_Tasks to complete_:
1. Could you reproduce the book review from "This book is" to "the two traditions."?
2. Transcribe the lines of the records from the line with "retweet-icon [178,616,191,630]" to the line with "retweet-icon [178,216,191,230]", including both.
** START OF Text block **
China begins a spiritual quest for the feminine face of God. Her search takes her from the rapids of the Rio Grande River in Texas to Nepal, India, France, Switzerland, Yugoslavia, and Poland--places where the goddess is still venerated today. She explores many aspects of divine femininity, acquainting the reader with the Order of the Woman in the Wilderness, Hindu goddesses Durga and Kali, the Greek goddess Artemis and more. The goddess Tara of Buddhism and the Black Madonna of Poland are the images to which she is most deeply drawn. She leads a group on a pilgrimage in the mountains of Nepal and joins the annual pilgrimage to the Black Madonna of Czestochowa in Poland.
Following the thread of Christian mysticism, China finds people like Meister Eckhart, the abbess Hildegarde and Julian of Norwich, who spoke of God as Mother. She discovers images of the goddess as far away as Kathmandu and as close to home as the Rio Grande Valley. She says, "The darkness of these female gods comforted me. It felt like a balm on the wound of the unending white maleness that we had deified in the West. They were the other side of everything I had ever known about God."
Some of the most appealing aspects of this book were China's encounters with other women during her search. She weaves the stories of Auschwitz survivors, visionaries of Medjugorje, French gypsies, and Mexican peasants into her own. Her book is really an adventure story set in both inner and outer worlds--beautifully written, soulfully told, and wonderfully illustrated with a number of amazing photographs.
I was inspired by China's determination to forge a spiritual life that not only included, but celebrated, her womanhood. It parallels my own search, though mine was not so adventurous or far-flung! I suspect many women yearn for feminine images of the Divine. This book supplies a wonderful array of those, presented by a woman compelled to find a vision of God that worked for her. Since her story is so deeply personal, it is much more accessible and enjoyable than many of the didactic texts available. China was born in Texas and has been a university lecturer, wilderness guide, journalist, and long-time student of Buddhism and comparative religion. She now works as a research associate at the Center for Women and Religion in California and is married with three grown children. Another work by Galland is the non-fiction book, Women in the Wilderness.
by Carolyn Blankenship
for Story Circle Book Reviews
reviewing books by, for, and about women
Journey to Sobriety: Journey to God the Mother 
2007-07-15 - Journey to Sobriety: Journey to God the Mother
China Galland is a writer, a mother of three, an alcoholic and a pilgrim, and "Longing for Darkness" is an account of her pilgrimage toward wholeness and healing.
This book is firstly an account of China Galland's spiritual journey toward sobriety. Secondly it is an account of her journey to and through Buddhism, of both Tibetan and Zen flavors, to the recovery of her own Catholic spiritual heritage, abandoned in the wake of patriarchal authoritarianism and misogyny, only to discover through the former's female deity, Tara, the strong, resilient, resisting feminine spirit inspiring the Black Madonnas of her own ancestry, blending the two traditions.
** END OF Text block **
** START OF Data entries **
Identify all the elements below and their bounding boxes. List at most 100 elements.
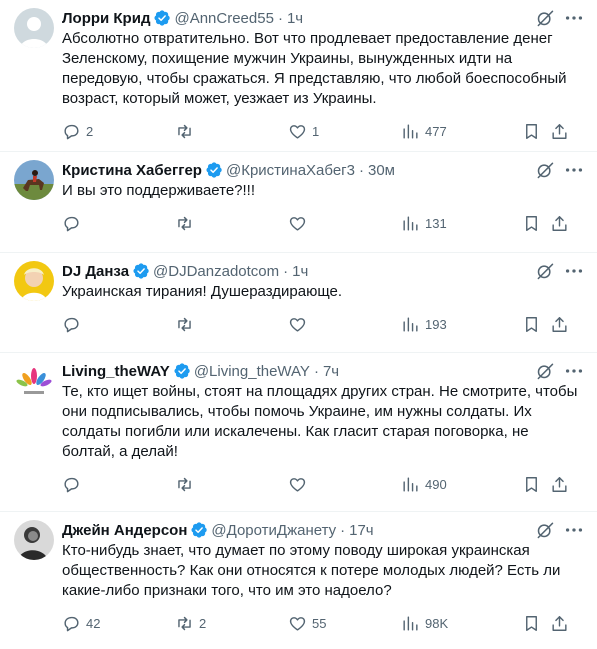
retweet-icon [178,616,191,630]
retweet-button[interactable]: 2 [175,611,288,635]
action-bar: 131 [62,203,581,243]
grok-icon[interactable] [535,160,555,180]
timestamp[interactable]: 17ч [349,522,374,539]
like-button[interactable] [288,472,401,496]
heart-icon [289,616,306,631]
grok-icon[interactable] [535,261,555,281]
share-button[interactable] [550,211,570,235]
timestamp[interactable]: 7ч [323,363,339,380]
share-button[interactable] [550,312,570,336]
avatar[interactable] [14,361,54,401]
like-button[interactable] [288,211,401,235]
more-options-icon[interactable] [563,520,585,540]
like-button[interactable]: 55 [288,611,401,635]
tweet[interactable]: DJ Данза @DJDanzadotcom · 1ч Украинская … [0,253,597,353]
timestamp[interactable]: 1ч [287,10,303,27]
share-icon [552,615,567,631]
avatar[interactable] [14,520,54,560]
reply-button[interactable]: 42 [62,611,175,635]
avatar[interactable] [14,261,54,301]
grok-icon[interactable] [535,8,555,28]
more-options-icon[interactable] [563,160,585,180]
share-button[interactable] [550,119,570,143]
share-button[interactable] [550,472,570,496]
author-name[interactable]: Кристина Хабеггер [62,162,202,179]
retweet-button[interactable] [175,472,288,496]
view-count: 490 [425,476,447,492]
more-options-icon[interactable] [563,361,585,381]
grok-icon[interactable] [535,361,555,381]
author-name[interactable]: Джейн Андерсон [62,522,187,539]
author-handle[interactable]: @DJDanzadotcom [153,263,279,280]
reply-button[interactable] [62,472,175,496]
bookmark-button[interactable] [522,312,550,336]
separator-dot: · [358,161,364,179]
avatar[interactable] [14,8,54,48]
verified-badge-icon [206,162,222,178]
retweet-count: 2 [199,615,207,631]
retweet-button[interactable] [175,211,288,235]
bookmark-button[interactable] [522,119,550,143]
views-button[interactable]: 98K [401,611,522,635]
verified-badge-icon [133,263,149,279]
bookmark-button[interactable] [522,611,550,635]
author-handle[interactable]: @КристинаХабег3 [226,162,355,179]
action-bar: 42 2 55 98K [62,603,581,643]
tweet-feed: Лорри Крид @AnnCreed55 · 1ч Абсолютно от… [0,0,597,649]
retweet-icon [178,216,191,230]
separator-dot: · [283,262,289,280]
views-chart-icon [403,123,418,139]
author-handle[interactable]: @Living_theWAY [194,363,310,380]
like-count: 55 [312,615,327,631]
reply-button[interactable]: 2 [62,119,175,143]
reply-icon [64,616,79,631]
views-button[interactable]: 490 [401,472,522,496]
retweet-button[interactable] [175,312,288,336]
reply-button[interactable] [62,312,175,336]
author-handle[interactable]: @AnnCreed55 [174,10,273,27]
retweet-button[interactable] [175,119,288,143]
verified-badge-icon [154,10,171,26]
heart-icon [289,216,306,231]
heart-icon [289,317,306,332]
share-icon [552,316,567,332]
share-icon [552,476,567,492]
like-button[interactable]: 1 [288,119,401,143]
retweet-icon [178,477,191,491]
views-chart-icon [403,615,418,631]
tweet-text: И вы это поддерживаете?!!! [62,182,256,199]
tweet-text: Кто-нибудь знает, что думает по этому по… [62,542,565,599]
more-options-icon[interactable] [563,261,585,281]
author-name[interactable]: Лорри Крид [62,10,150,27]
views-button[interactable]: 131 [401,211,522,235]
action-bar: 2 1 477 [62,111,581,151]
share-button[interactable] [550,611,570,635]
reply-button[interactable] [62,211,175,235]
reply-count: 2 [86,123,94,139]
more-options-icon[interactable] [563,8,585,28]
tweet[interactable]: Лорри Крид @AnnCreed55 · 1ч Абсолютно от… [0,0,597,152]
bookmark-icon [526,316,537,332]
timestamp[interactable]: 30м [368,162,395,179]
reply-icon [64,477,79,492]
grok-icon[interactable] [535,520,555,540]
retweet-icon [178,317,191,331]
views-chart-icon [403,476,418,492]
author-name[interactable]: DJ Данза [62,263,129,280]
views-button[interactable]: 477 [401,119,522,143]
author-handle[interactable]: @ДоротиДжанету [211,522,336,539]
bookmark-button[interactable] [522,472,550,496]
tweet[interactable]: Джейн Андерсон @ДоротиДжанету · 17ч Кто-… [0,512,597,649]
tweet[interactable]: Living_theWAY @Living_theWAY · 7ч Те, кт… [0,353,597,512]
timestamp[interactable]: 1ч [292,263,308,280]
tweet[interactable]: Кристина Хабеггер @КристинаХабег3 · 30м … [0,152,597,253]
verified-badge-icon [191,522,208,538]
avatar[interactable] [14,160,54,200]
like-button[interactable] [288,312,401,336]
author-name[interactable]: Living_theWAY [62,363,170,380]
bookmark-button[interactable] [522,211,550,235]
views-button[interactable]: 193 [401,312,522,336]
share-icon [552,215,567,231]
view-count: 131 [425,215,447,231]
tweet-text: Те, кто ищет войны, стоят на площадях др… [62,383,582,460]
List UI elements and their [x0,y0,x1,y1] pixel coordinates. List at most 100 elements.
** END OF Data entries **
_Complete answers_:
1.
This book is firstly an account of China Galland's spiritual journey toward sobriety. Secondly it is an account of her journey to and through Buddhism, of both Tibetan and Zen flavors, to the recovery of her own Catholic spiritual heritage, abandoned in the wake of patriarchal authoritarianism and misogyny, only to discover through the former's female deity, Tara, the strong, resilient, resisting feminine spirit inspiring the Black Madonnas of her own ancestry, blending the two traditions.

2.
retweet-icon [178,616,191,630]
retweet-button[interactable]: 2 [175,611,288,635]
action-bar: 131 [62,203,581,243]
grok-icon[interactable] [535,160,555,180]
timestamp[interactable]: 17ч [349,522,374,539]
like-button[interactable] [288,472,401,496]
heart-icon [289,616,306,631]
grok-icon[interactable] [535,261,555,281]
share-button[interactable] [550,211,570,235]
timestamp[interactable]: 7ч [323,363,339,380]
share-button[interactable] [550,312,570,336]
avatar[interactable] [14,361,54,401]
like-button[interactable] [288,211,401,235]
more-options-icon[interactable] [563,520,585,540]
like-button[interactable]: 55 [288,611,401,635]
tweet[interactable]: DJ Данза @DJDanzadotcom · 1ч Украинская … [0,253,597,353]
timestamp[interactable]: 1ч [287,10,303,27]
share-icon [552,615,567,631]
avatar[interactable] [14,520,54,560]
reply-button[interactable]: 42 [62,611,175,635]
avatar[interactable] [14,261,54,301]
grok-icon[interactable] [535,8,555,28]
more-options-icon[interactable] [563,160,585,180]
share-button[interactable] [550,119,570,143]
share-button[interactable] [550,472,570,496]
author-name[interactable]: Кристина Хабеггер [62,162,202,179]
retweet-button[interactable] [175,472,288,496]
view-count: 490 [425,476,447,492]
more-options-icon[interactable] [563,361,585,381]
grok-icon[interactable] [535,361,555,381]
author-name[interactable]: Джейн Андерсон [62,522,187,539]
author-handle[interactable]: @DJDanzadotcom [153,263,279,280]
reply-button[interactable] [62,472,175,496]
bookmark-button[interactable] [522,312,550,336]
separator-dot: · [358,161,364,179]
avatar[interactable] [14,8,54,48]
verified-badge-icon [206,162,222,178]
retweet-count: 2 [199,615,207,631]
retweet-button[interactable] [175,211,288,235]
bookmark-button[interactable] [522,119,550,143]
views-button[interactable]: 98K [401,611,522,635]
verified-badge-icon [133,263,149,279]
bookmark-button[interactable] [522,611,550,635]
author-handle[interactable]: @КристинаХабег3 [226,162,355,179]
action-bar: 42 2 55 98K [62,603,581,643]
tweet-feed: Лорри Крид @AnnCreed55 · 1ч Абсолютно от… [0,0,597,649]
retweet-icon [178,216,191,230]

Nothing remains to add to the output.